## Task to complete:
Reproduce each line of the material precisely.
--- start Input material ---
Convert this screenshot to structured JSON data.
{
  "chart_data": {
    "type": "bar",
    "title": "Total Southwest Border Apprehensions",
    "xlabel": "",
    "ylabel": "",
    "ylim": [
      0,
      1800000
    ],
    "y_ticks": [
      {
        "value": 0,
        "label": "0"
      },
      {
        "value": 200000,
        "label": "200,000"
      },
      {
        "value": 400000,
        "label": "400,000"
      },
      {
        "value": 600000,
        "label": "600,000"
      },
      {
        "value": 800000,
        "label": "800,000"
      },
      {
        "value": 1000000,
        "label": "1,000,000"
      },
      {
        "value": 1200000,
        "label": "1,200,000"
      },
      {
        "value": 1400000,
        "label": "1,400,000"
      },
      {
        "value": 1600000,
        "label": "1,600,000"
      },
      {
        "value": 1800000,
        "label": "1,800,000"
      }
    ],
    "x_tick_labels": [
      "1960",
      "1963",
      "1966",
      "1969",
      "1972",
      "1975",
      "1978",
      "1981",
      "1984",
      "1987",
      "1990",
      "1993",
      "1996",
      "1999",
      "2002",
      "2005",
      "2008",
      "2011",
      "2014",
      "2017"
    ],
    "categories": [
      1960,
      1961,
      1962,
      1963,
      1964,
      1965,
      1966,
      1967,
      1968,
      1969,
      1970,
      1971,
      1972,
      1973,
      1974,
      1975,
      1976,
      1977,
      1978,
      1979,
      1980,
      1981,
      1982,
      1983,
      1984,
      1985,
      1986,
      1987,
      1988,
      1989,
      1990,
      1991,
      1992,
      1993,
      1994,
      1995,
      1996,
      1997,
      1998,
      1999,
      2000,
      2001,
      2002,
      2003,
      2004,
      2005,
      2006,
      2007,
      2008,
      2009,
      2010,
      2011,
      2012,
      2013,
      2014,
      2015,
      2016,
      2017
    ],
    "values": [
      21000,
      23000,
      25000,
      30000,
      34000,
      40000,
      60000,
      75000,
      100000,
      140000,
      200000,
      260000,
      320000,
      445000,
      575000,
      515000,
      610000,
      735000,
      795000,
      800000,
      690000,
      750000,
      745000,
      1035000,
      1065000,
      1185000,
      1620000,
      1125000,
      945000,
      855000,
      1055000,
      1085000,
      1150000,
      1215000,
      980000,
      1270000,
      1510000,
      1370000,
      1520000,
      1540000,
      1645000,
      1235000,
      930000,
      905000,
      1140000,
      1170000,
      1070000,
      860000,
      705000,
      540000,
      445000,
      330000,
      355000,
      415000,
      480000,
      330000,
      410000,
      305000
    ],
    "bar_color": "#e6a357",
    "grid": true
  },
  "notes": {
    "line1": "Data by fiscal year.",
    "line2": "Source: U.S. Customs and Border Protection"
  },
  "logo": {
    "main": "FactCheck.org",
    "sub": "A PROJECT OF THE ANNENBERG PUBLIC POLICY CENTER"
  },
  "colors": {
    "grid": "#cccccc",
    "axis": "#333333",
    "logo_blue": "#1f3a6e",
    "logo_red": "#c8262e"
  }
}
--- end Input material ---
## Complete answer:
Convert this screenshot to structured JSON data.
{
  "chart_data": {
    "type": "bar",
    "title": "Total Southwest Border Apprehensions",
    "xlabel": "",
    "ylabel": "",
    "ylim": [
      0,
      1800000
    ],
    "y_ticks": [
      {
        "value": 0,
        "label": "0"
      },
      {
        "value": 200000,
        "label": "200,000"
      },
      {
        "value": 400000,
        "label": "400,000"
      },
      {
        "value": 600000,
        "label": "600,000"
      },
      {
        "value": 800000,
        "label": "800,000"
      },
      {
        "value": 1000000,
        "label": "1,000,000"
      },
      {
        "value": 1200000,
        "label": "1,200,000"
      },
      {
        "value": 1400000,
        "label": "1,400,000"
      },
      {
        "value": 1600000,
        "label": "1,600,000"
      },
      {
        "value": 1800000,
        "label": "1,800,000"
      }
    ],
    "x_tick_labels": [
      "1960",
      "1963",
      "1966",
      "1969",
      "1972",
      "1975",
      "1978",
      "1981",
      "1984",
      "1987",
      "1990",
      "1993",
      "1996",
      "1999",
      "2002",
      "2005",
      "2008",
      "2011",
      "2014",
      "2017"
    ],
    "categories": [
      1960,
      1961,
      1962,
      1963,
      1964,
      1965,
      1966,
      1967,
      1968,
      1969,
      1970,
      1971,
      1972,
      1973,
      1974,
      1975,
      1976,
      1977,
      1978,
      1979,
      1980,
      1981,
      1982,
      1983,
      1984,
      1985,
      1986,
      1987,
      1988,
      1989,
      1990,
      1991,
      1992,
      1993,
      1994,
      1995,
      1996,
      1997,
      1998,
      1999,
      2000,
      2001,
      2002,
      2003,
      2004,
      2005,
      2006,
      2007,
      2008,
      2009,
      2010,
      2011,
      2012,
      2013,
      2014,
      2015,
      2016,
      2017
    ],
    "values": [
      21000,
      23000,
      25000,
      30000,
      34000,
      40000,
      60000,
      75000,
      100000,
      140000,
      200000,
      260000,
      320000,
      445000,
      575000,
      515000,
      610000,
      735000,
      795000,
      800000,
      690000,
      750000,
      745000,
      1035000,
      1065000,
      1185000,
      1620000,
      1125000,
      945000,
      855000,
      1055000,
      1085000,
      1150000,
      1215000,
      980000,
      1270000,
      1510000,
      1370000,
      1520000,
      1540000,
      1645000,
      1235000,
      930000,
      905000,
      1140000,
      1170000,
      1070000,
      860000,
      705000,
      540000,
      445000,
      330000,
      355000,
      415000,
      480000,
      330000,
      410000,
      305000
    ],
    "bar_color": "#e6a357",
    "grid": true
  },
  "notes": {
    "line1": "Data by fiscal year.",
    "line2": "Source: U.S. Customs and Border Protection"
  },
  "logo": {
    "main": "FactCheck.org",
    "sub": "A PROJECT OF THE ANNENBERG PUBLIC POLICY CENTER"
  },
  "colors": {
    "grid": "#cccccc",
    "axis": "#333333",
    "logo_blue": "#1f3a6e",
    "logo_red": "#c8262e"
  }
}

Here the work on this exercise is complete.